WHAT IS EXPECTED: Images must not appear in your copy; reproduce every other part of the records exactly.

DATA TO PROCESS:
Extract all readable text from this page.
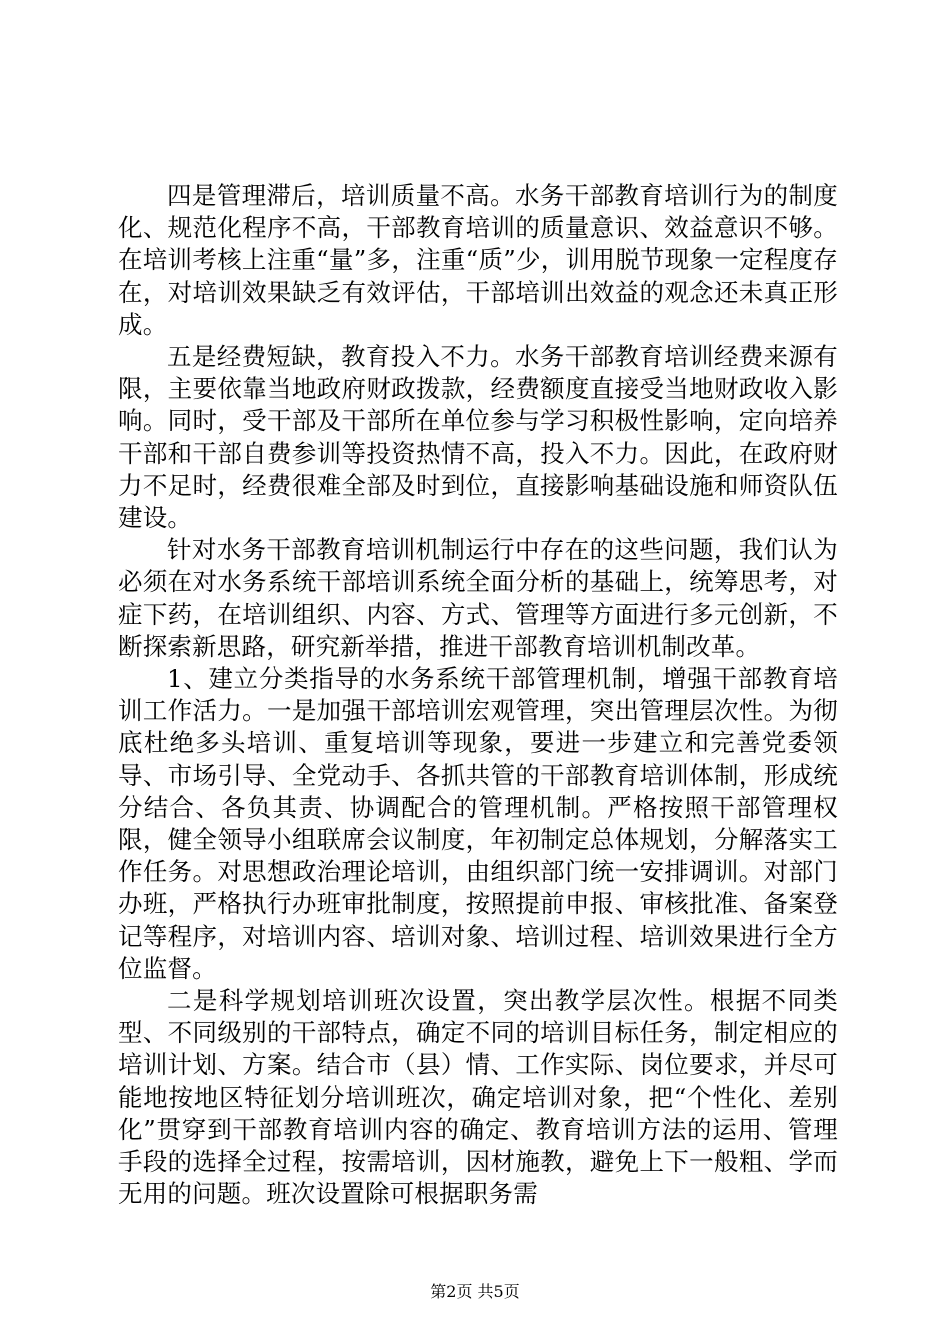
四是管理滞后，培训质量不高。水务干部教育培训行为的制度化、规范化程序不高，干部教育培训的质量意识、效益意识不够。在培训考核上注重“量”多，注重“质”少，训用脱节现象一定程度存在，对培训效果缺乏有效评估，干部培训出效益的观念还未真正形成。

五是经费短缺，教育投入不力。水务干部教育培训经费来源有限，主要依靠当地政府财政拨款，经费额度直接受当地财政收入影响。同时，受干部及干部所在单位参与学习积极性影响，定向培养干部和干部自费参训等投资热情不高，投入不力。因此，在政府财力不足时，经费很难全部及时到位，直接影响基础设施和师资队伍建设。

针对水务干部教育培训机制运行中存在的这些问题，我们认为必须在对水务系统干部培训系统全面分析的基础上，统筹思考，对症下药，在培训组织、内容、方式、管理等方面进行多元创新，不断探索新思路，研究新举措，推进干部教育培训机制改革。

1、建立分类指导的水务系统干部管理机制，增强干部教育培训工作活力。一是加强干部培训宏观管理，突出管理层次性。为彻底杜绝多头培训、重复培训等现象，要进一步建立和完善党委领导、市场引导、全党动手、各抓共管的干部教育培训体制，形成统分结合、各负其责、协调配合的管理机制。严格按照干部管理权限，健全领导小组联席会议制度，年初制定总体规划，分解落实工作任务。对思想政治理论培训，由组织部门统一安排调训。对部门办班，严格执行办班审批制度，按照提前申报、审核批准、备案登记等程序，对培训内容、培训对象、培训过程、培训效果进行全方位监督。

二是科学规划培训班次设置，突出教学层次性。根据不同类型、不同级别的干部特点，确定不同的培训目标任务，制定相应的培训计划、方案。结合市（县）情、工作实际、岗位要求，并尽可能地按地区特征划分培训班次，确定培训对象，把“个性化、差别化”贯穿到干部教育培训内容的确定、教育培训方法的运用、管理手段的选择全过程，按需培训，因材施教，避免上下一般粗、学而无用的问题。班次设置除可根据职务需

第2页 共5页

SOLUTION BELOW:
Extract all readable text from this page.
四是管理滞后，培训质量不高。水务干部教育培训行为的制度化、规范化程序不高，干部教育培训的质量意识、效益意识不够。在培训考核上注重“量”多，注重“质”少，训用脱节现象一定程度存在，对培训效果缺乏有效评估，干部培训出效益的观念还未真正形成。

五是经费短缺，教育投入不力。水务干部教育培训经费来源有限，主要依靠当地政府财政拨款，经费额度直接受当地财政收入影响。同时，受干部及干部所在单位参与学习积极性影响，定向培养干部和干部自费参训等投资热情不高，投入不力。因此，在政府财力不足时，经费很难全部及时到位，直接影响基础设施和师资队伍建设。

针对水务干部教育培训机制运行中存在的这些问题，我们认为必须在对水务系统干部培训系统全面分析的基础上，统筹思考，对症下药，在培训组织、内容、方式、管理等方面进行多元创新，不断探索新思路，研究新举措，推进干部教育培训机制改革。

1、建立分类指导的水务系统干部管理机制，增强干部教育培训工作活力。一是加强干部培训宏观管理，突出管理层次性。为彻底杜绝多头培训、重复培训等现象，要进一步建立和完善党委领导、市场引导、全党动手、各抓共管的干部教育培训体制，形成统分结合、各负其责、协调配合的管理机制。严格按照干部管理权限，健全领导小组联席会议制度，年初制定总体规划，分解落实工作任务。对思想政治理论培训，由组织部门统一安排调训。对部门办班，严格执行办班审批制度，按照提前申报、审核批准、备案登记等程序，对培训内容、培训对象、培训过程、培训效果进行全方位监督。

二是科学规划培训班次设置，突出教学层次性。根据不同类型、不同级别的干部特点，确定不同的培训目标任务，制定相应的培训计划、方案。结合市（县）情、工作实际、岗位要求，并尽可能地按地区特征划分培训班次，确定培训对象，把“个性化、差别化”贯穿到干部教育培训内容的确定、教育培训方法的运用、管理手段的选择全过程，按需培训，因材施教，避免上下一般粗、学而无用的问题。班次设置除可根据职务需

第2页 共5页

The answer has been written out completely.